DOCUMENT
>>
I can completely understand that for investing time into new features. But this feature is pre-existing and it does have usefulness. If we follow this at such a strict line then we should deprecate and remove terms aggregation in general and also cardinality because they have similar behavior to what is discussed here in regards to accuracy and scalability (as defined here). However I assume (or hope) that those are not in consideration for removal as well.

@colings86 thank you for the detailed explanation, however the behavior described is not what is in question. The topic at hand here is that yes, most people are perfectly fine with all the pitfalls of this. This feature is not perfect and that is fine. It still helps solve problems. And we don't have an alternative to it either.

This is not an issue where it has the potential to affect the health of the cluster (unless I missed that point) like other scalability items (fielddata, large mappings, etc.) do. So to consider this a scalability issue I just don't see.

The most practical thing here seems like a combination of what people have mentioned in this thread. For example:

I'm all for removing things that are truly dangerous for the health of the system/cluster, but want to make sure we do not cut too far. IMO this is a cut too far.

I hope accurately was able to articulate the reasons behind my earlier terse remarks.

jpountz commented 8 years ago

@djschny Even though these aggs are potentially inaccurate, there is a fine line between returning a good estimation and a number that is not unlikely to be completely off. The motivation here was to remove a trap. Now, there seems to be significant push back so I'd be fine to reconsider and solve it by documentation, but please please please do not put in into the same bucket as sorting by descending count or the cardinality aggregation, these are very different issues.

mlawler004 commented 7 years ago

Another vote for keeping this functionality available in some shape or form. There are lots of different uses cases for ES. We use ES on enterprise scale (million(s) of records, not billions), and we use this for outlier detection in some circumstances, We're ok with it not being accurate some times.

anhlqn commented 7 years ago

+1 for keeping this feature around. We use it to look for the few emails that come from random countries that should not be in the picture. There are also many other use cases in log monitoring and analysis.

epixa commented 7 years ago

@clintongormley @colings86 @jimczi Are there any plans to continue with this for 6.0? It looks stalled at the moment, but I want to make sure we remove the feature from Kibana if it is being removed from Elasticsearch as well.

jimczi commented 7 years ago

@epixa there is no plan and it seems that this functionality is important for some use cases. As @jpountz said we can solve this with documentation, explaining that ascending count sort is not accurate and does not give any hint regarding the level of errors.

epixa commented 7 years ago

@jimczi Thanks for the update. Any reason why we can't close this then?

IdanWo commented 7 years ago

Hey, @colings86 . Can you please explain why increasing shard_size isn't good enough for ordering in all kinds of ways? I know that ElasticSearch can't tell about the error bounds in some cases, but if I don't rely on it and make my own tests and know how many documents I need to take from each shard by using shard_size - then will I be able to always be 100% accurate? For example: making the shard_size equal to the size (on which sum_other_doc_count is always 0). To be concrete, we make terms aggregations, which is ordered by a sub reverse_nested aggregation and then sub value_count aggregation.

In addition, why using the shard_size isn't scaled horizontally? If I need to take a lot of documents from each shard, I can split the index to more shards and assign them to more nodes (at setup time, of course). The shard_size would be the same, that's true, but each shard would be less in size/documents count.
<<
GIVEN INFORMATION
>>
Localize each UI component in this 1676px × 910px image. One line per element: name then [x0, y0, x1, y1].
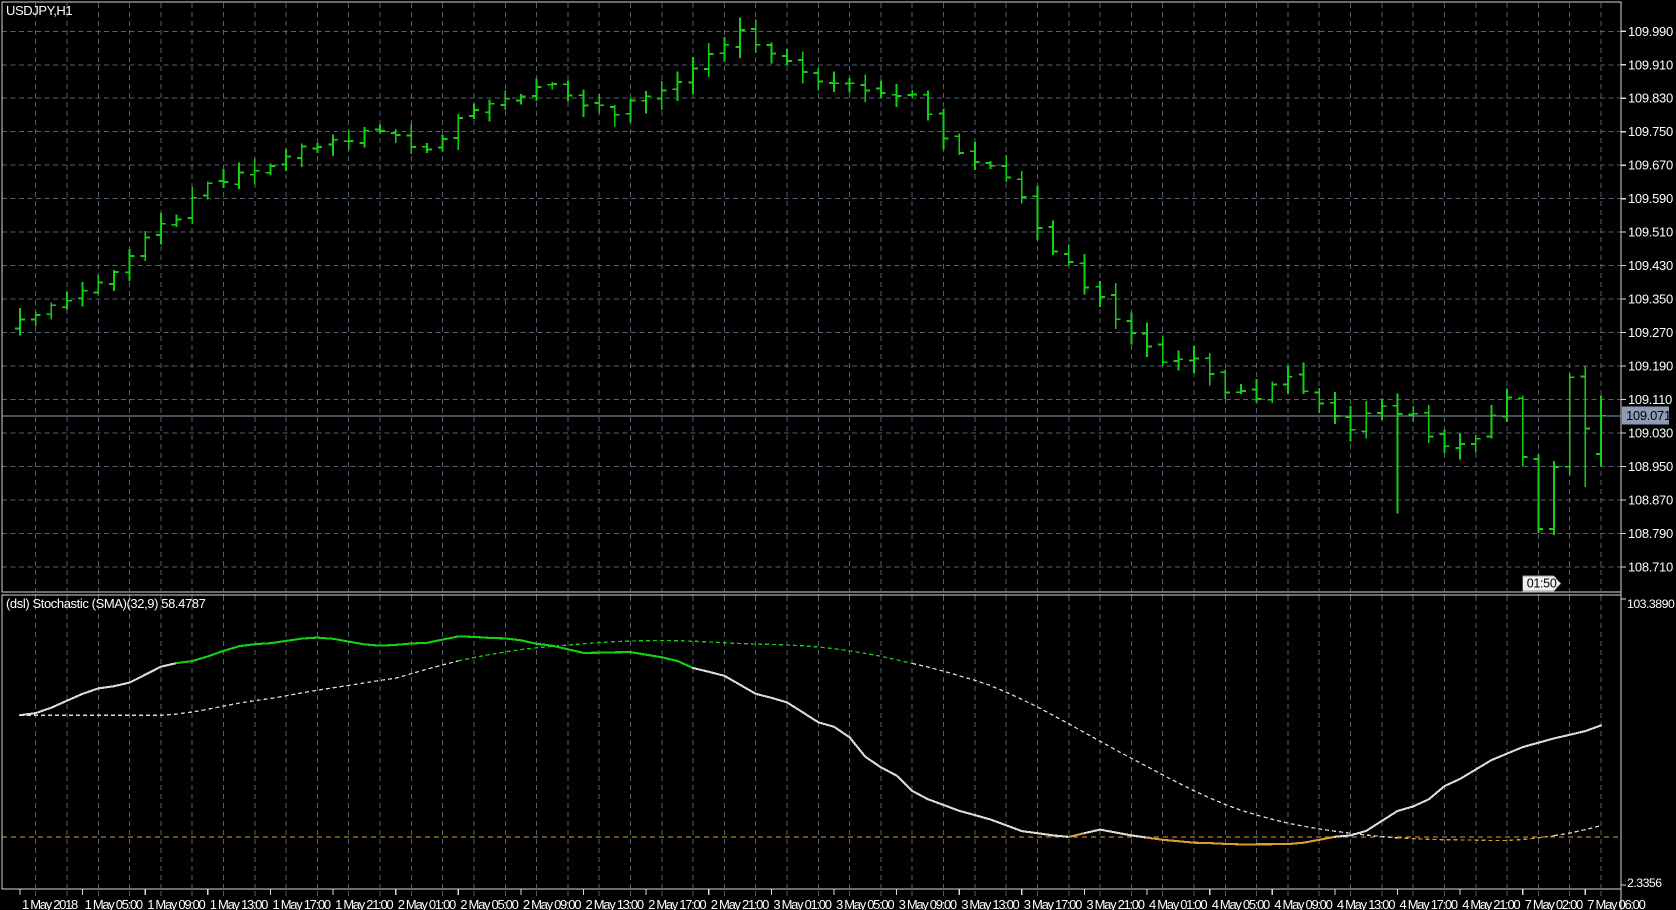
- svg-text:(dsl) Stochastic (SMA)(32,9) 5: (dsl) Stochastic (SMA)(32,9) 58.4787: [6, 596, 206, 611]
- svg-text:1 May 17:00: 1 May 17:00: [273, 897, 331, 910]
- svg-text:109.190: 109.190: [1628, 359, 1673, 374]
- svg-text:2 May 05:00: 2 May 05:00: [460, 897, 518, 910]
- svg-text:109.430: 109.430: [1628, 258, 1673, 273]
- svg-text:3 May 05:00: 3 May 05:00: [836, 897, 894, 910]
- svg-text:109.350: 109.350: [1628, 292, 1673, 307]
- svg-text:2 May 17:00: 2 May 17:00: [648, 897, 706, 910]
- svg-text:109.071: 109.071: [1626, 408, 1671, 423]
<<
PROBLEM TO WORK ON
Write out the passage of the Elasticsearch thread from "The most practical" to "earlier terse remarks." word for word.

RESULT OF THE EXERCISE
The most practical thing here seems like a combination of what people have mentioned in this thread. For example:

I'm all for removing things that are truly dangerous for the health of the system/cluster, but want to make sure we do not cut too far. IMO this is a cut too far.

I hope accurately was able to articulate the reasons behind my earlier terse remarks.